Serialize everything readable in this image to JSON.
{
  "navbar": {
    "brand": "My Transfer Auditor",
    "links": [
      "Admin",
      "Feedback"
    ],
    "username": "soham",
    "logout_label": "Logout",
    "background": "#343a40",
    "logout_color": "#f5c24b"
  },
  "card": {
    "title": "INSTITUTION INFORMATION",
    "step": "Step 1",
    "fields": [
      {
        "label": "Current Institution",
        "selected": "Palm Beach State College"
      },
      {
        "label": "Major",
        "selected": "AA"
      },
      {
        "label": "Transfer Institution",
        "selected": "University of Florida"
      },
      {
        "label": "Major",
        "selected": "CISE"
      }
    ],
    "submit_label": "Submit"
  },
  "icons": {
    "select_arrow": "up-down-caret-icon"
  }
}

> [Task details]
Retype the entries one by one, exactly.

> [Correct output]
Serialize everything readable in this image to JSON.
{
  "navbar": {
    "brand": "My Transfer Auditor",
    "links": [
      "Admin",
      "Feedback"
    ],
    "username": "soham",
    "logout_label": "Logout",
    "background": "#343a40",
    "logout_color": "#f5c24b"
  },
  "card": {
    "title": "INSTITUTION INFORMATION",
    "step": "Step 1",
    "fields": [
      {
        "label": "Current Institution",
        "selected": "Palm Beach State College"
      },
      {
        "label": "Major",
        "selected": "AA"
      },
      {
        "label": "Transfer Institution",
        "selected": "University of Florida"
      },
      {
        "label": "Major",
        "selected": "CISE"
      }
    ],
    "submit_label": "Submit"
  },
  "icons": {
    "select_arrow": "up-down-caret-icon"
  }
}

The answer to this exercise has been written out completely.